Eine weitere Veränderung erlebt man bei der Ausführung von Freistößen und Elfmetern. Hier wird man nun in beiden Varianten von einer Art Fadenkreuz unterstützt, der anzeigt, wo man seinen eigenen Schuss platzieren möchte. Je nachdem, wie stark man seinen Controller-Stick neigt, desto weiter legt man den Schuss nach außen, muss dabei aber auch darauf achten, nicht zu weit zu zielen, weil man sonst leicht eine absolute Niete landet. Auf die gleiche Weise bekommt der Ball auch einen gewissen Spin und kann so mit etwas Talent zauberhaft versenkt werden. Es kommt also ziemlich auf Präzision und eine ruhige Hand an, wie auch auf ein gutes Timing, durch welches die Schüsse noch präziser werden. Wer allerdings mit Freunden auf der Couch spielt, für den ist die neue Variante allerdings eher ein Hindernis, denn entweder verrät man seinen Freunden/Feinden sein Ziel, oder muss ohne Fadenkreuz auf gut Glück versuchen, nicht komplett zu versagen. An sich also eine nette Idee, welche aber durchaus ihre Schwächen besitzt.

Einträge zu umrahmten Elementen
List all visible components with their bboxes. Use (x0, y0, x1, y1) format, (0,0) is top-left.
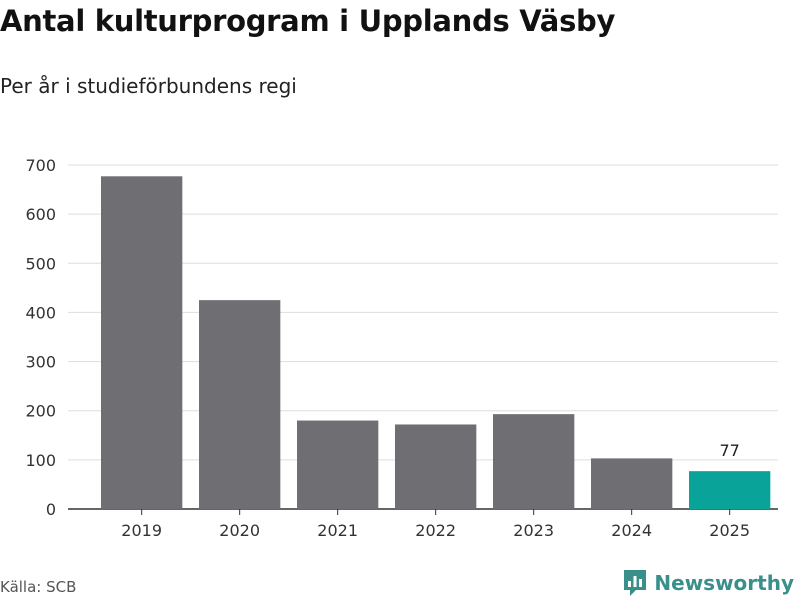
data-label: 77 (719, 441, 739, 460)
chart-subtitle: Per år i studieförbundens regi (0, 74, 297, 98)
bar-2024 (591, 458, 673, 509)
y-tick-label: 100 (25, 451, 56, 470)
bar-2023 (493, 414, 575, 509)
newsworthy-logo: Newsworthy (622, 568, 794, 598)
y-tick-label: 200 (25, 402, 56, 421)
x-tick-label: 2022 (415, 521, 456, 540)
newsworthy-icon (624, 570, 647, 596)
y-tick-label: 500 (25, 254, 56, 273)
y-tick-label: 300 (25, 353, 56, 372)
brand-name: Newsworthy (654, 571, 794, 595)
y-tick-label: 600 (25, 205, 56, 224)
y-tick-label: 400 (25, 303, 56, 322)
bar-2019 (101, 176, 183, 509)
bar-chart: 0 100 200 300 400 500 600 700 2019 2020 2021 2022 20… (25, 156, 778, 540)
x-tick-label: 2020 (219, 521, 260, 540)
bar-2021 (297, 420, 379, 509)
x-tick-label: 2025 (709, 521, 750, 540)
chart-title: Antal kulturprogram i Upplands Väsby (0, 4, 616, 38)
y-tick-label: 0 (46, 500, 56, 519)
bar-2022 (395, 424, 477, 509)
x-tick-label: 2024 (611, 521, 652, 540)
x-tick-label: 2019 (121, 521, 162, 540)
bar-2025 (689, 471, 771, 509)
source-note: Källa: SCB (0, 578, 77, 596)
x-tick-label: 2021 (317, 521, 358, 540)
x-tick-label: 2023 (513, 521, 554, 540)
bar-2020 (199, 300, 281, 509)
y-tick-label: 700 (25, 156, 56, 175)
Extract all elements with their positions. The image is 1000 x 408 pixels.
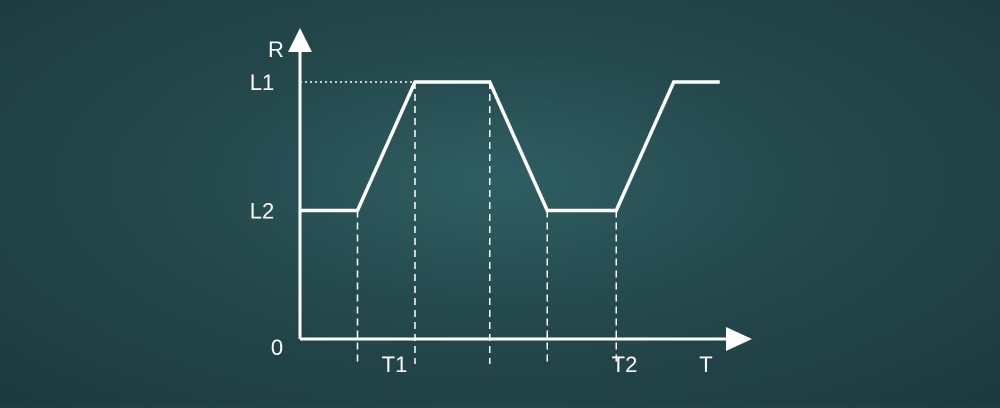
- x-axis-label: T: [699, 352, 712, 377]
- x-tick-label: T1: [382, 352, 408, 377]
- y-tick-label: L1: [250, 70, 274, 95]
- guide-lines: [300, 82, 616, 364]
- series-line: [300, 82, 720, 211]
- origin-label: 0: [271, 335, 283, 360]
- tick-labels: L1 L2 T1 T2: [250, 70, 638, 377]
- series-group: [300, 82, 720, 211]
- y-axis-label: R: [268, 37, 284, 62]
- x-axis-arrow-icon: [726, 327, 752, 351]
- y-tick-label: L2: [250, 199, 274, 224]
- y-axis-arrow-icon: [288, 28, 312, 52]
- x-tick-label: T2: [612, 352, 638, 377]
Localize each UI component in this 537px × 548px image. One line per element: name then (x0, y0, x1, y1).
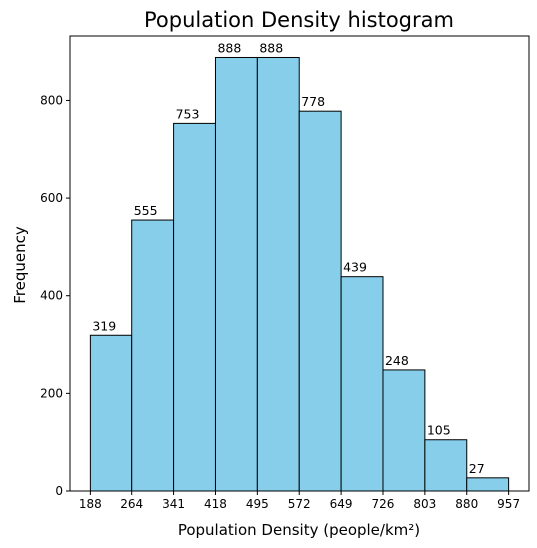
x-axis-ticks: 188 264 341 418 495 572 649 726 803 880 957 (79, 491, 520, 511)
chart-title: Population Density histogram (144, 8, 454, 32)
histogram-bar (214, 56, 258, 492)
x-tick-label: 957 (497, 497, 520, 511)
x-tick-label: 341 (162, 497, 185, 511)
bar-value-label: 778 (301, 94, 325, 109)
bar-value-labels: 319 555 753 888 888 778 439 248 105 27 (92, 40, 484, 475)
y-axis-label: Frequency (11, 226, 29, 304)
bar-value-label: 753 (176, 106, 200, 121)
x-tick-label: 188 (79, 497, 102, 511)
x-tick-label: 264 (120, 497, 143, 511)
x-tick-label: 495 (246, 497, 269, 511)
x-tick-label: 726 (372, 497, 395, 511)
x-tick-label: 803 (413, 497, 436, 511)
bar-value-label: 439 (343, 260, 367, 275)
bars-group (89, 56, 510, 492)
y-tick-label: 400 (40, 289, 63, 303)
bar-value-label: 888 (259, 40, 283, 55)
x-axis-label: Population Density (people/km²) (178, 521, 420, 539)
histogram-bar (298, 110, 342, 492)
bar-value-label: 105 (427, 423, 451, 438)
bar-value-label: 27 (469, 461, 485, 476)
histogram-bar (382, 369, 426, 492)
y-tick-label: 600 (40, 191, 63, 205)
bar-value-label: 248 (385, 353, 409, 368)
x-tick-label: 418 (204, 497, 227, 511)
y-tick-label: 800 (40, 93, 63, 107)
y-tick-label: 200 (40, 386, 63, 400)
bar-value-label: 319 (92, 318, 116, 333)
histogram-bar (173, 122, 216, 492)
histogram-bar (466, 477, 510, 492)
histogram-bar (340, 276, 384, 492)
histogram-bar (89, 334, 133, 492)
histogram-bar (256, 56, 300, 492)
bar-value-label: 555 (134, 203, 158, 218)
plot-frame (69, 35, 530, 492)
y-tick-label: 0 (55, 484, 63, 498)
x-tick-label: 880 (455, 497, 478, 511)
histogram-bar (424, 439, 468, 492)
x-tick-label: 572 (288, 497, 311, 511)
histogram-bar (131, 219, 175, 492)
x-tick-label: 649 (330, 497, 353, 511)
y-axis-ticks: 0 200 400 600 800 (40, 93, 70, 498)
bar-value-label: 888 (217, 40, 241, 55)
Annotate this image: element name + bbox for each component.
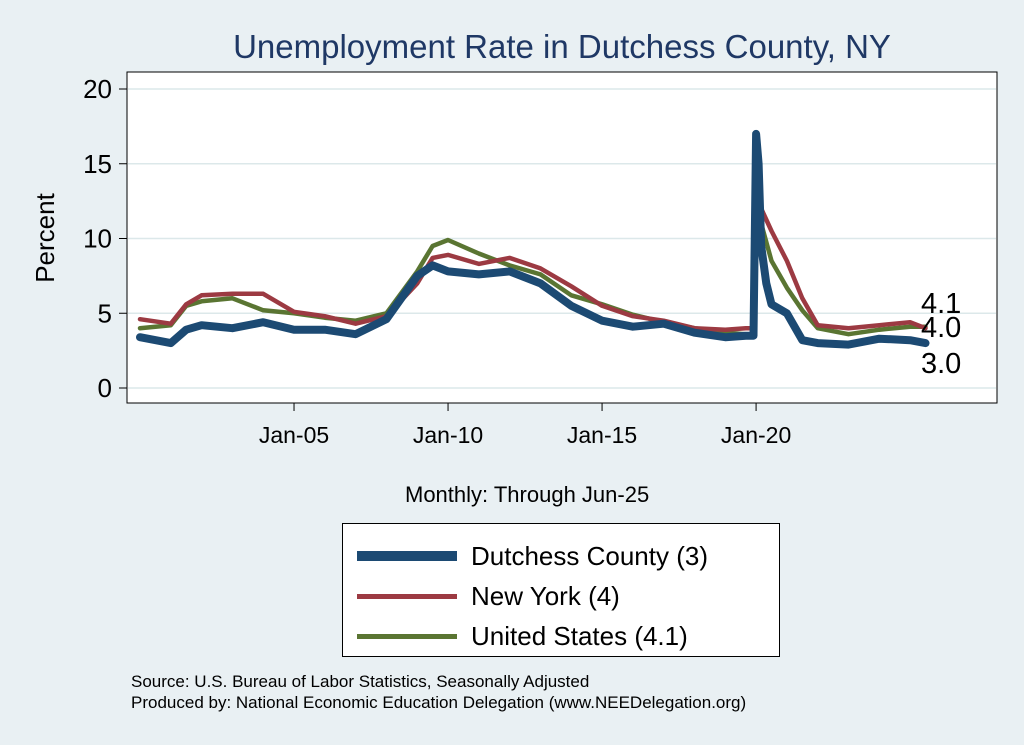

Gestellte Aufgabe 1 — Gib aus den Datensätzen die Zeilen von der Zeile mit „x-axis-ticks: 188 264“ bis einschließlich der Zeile mit „bar-value-label: 27 (469, 461, 485, 476)“ unverändert wieder.
Gestellte Aufgabe 2 — Schreib den Text über Freistöße und Elfmeter im Videospiel nach seinem letzten Satz weiter.

Verfasste Antwort 1 —
x-axis-ticks: 188 264 341 418 495 572 649 726 803 880 957 (79, 491, 520, 511)
chart-title: Population Density histogram (144, 8, 454, 32)
histogram-bar (214, 56, 258, 492)
x-tick-label: 957 (497, 497, 520, 511)
x-tick-label: 341 (162, 497, 185, 511)
bar-value-label: 778 (301, 94, 325, 109)
bar-value-labels: 319 555 753 888 888 778 439 248 105 27 (92, 40, 484, 475)
y-axis-label: Frequency (11, 226, 29, 304)
bar-value-label: 753 (176, 106, 200, 121)
x-tick-label: 188 (79, 497, 102, 511)
x-tick-label: 264 (120, 497, 143, 511)
x-tick-label: 495 (246, 497, 269, 511)
x-tick-label: 726 (372, 497, 395, 511)
x-tick-label: 803 (413, 497, 436, 511)
bar-value-label: 439 (343, 260, 367, 275)
bars-group (89, 56, 510, 492)
y-tick-label: 400 (40, 289, 63, 303)
bar-value-label: 888 (259, 40, 283, 55)
x-axis-label: Population Density (people/km²) (178, 521, 420, 539)
histogram-bar (298, 110, 342, 492)
bar-value-label: 105 (427, 423, 451, 438)
bar-value-label: 27 (469, 461, 485, 476)

Verfasste Antwort 2 —
Wie jeder weiß, wird Fußball mit 11 Leuten auf dem Platz gespielt. Leider können wir nicht jeden davon gleichzeitig kontrollieren, sind also meistens ein wenig auf die mithilfe der KI angewiesen, die sich in der Vergangenheit aber leider als nicht wirklich intelligent herausgestellt hat. Viel zu oft sorgt sie für Freiäume, starke Chancen oder Torwartfehler, die unseren Gegnern in die Karten gespielt haben. Und auch in diesem Jahr gibt es wieder einige Aktionen, die einen wirklich stark verzweifeln lassen. So geht die KI nun etwa nicht mehr selbst auf den Gegner, sondern setzt ihn nur leicht unter Bedrängnis, der aktive Part wird uns selbst überlassen. Und auch unser Keeper sorgt für die merkwürdigsten Situationen, lässt vermeintlich einfache Bälle ins Tor, versagt völlig bei seinen Abschlägen und wirft die Kugel viel zu oft einem Spieler des Gegners direkt vor die Füße. Immerhin verfügen die Torwärter nun über ein ganzes Repertoire neuer Bewegungen und Aktionen, aber auch diese können nicht den letzten Zweifel ausräumen, dass hier noch einiges an Potential offen ist, ehe man von einem realistischen Torwartspiel sprechen kann.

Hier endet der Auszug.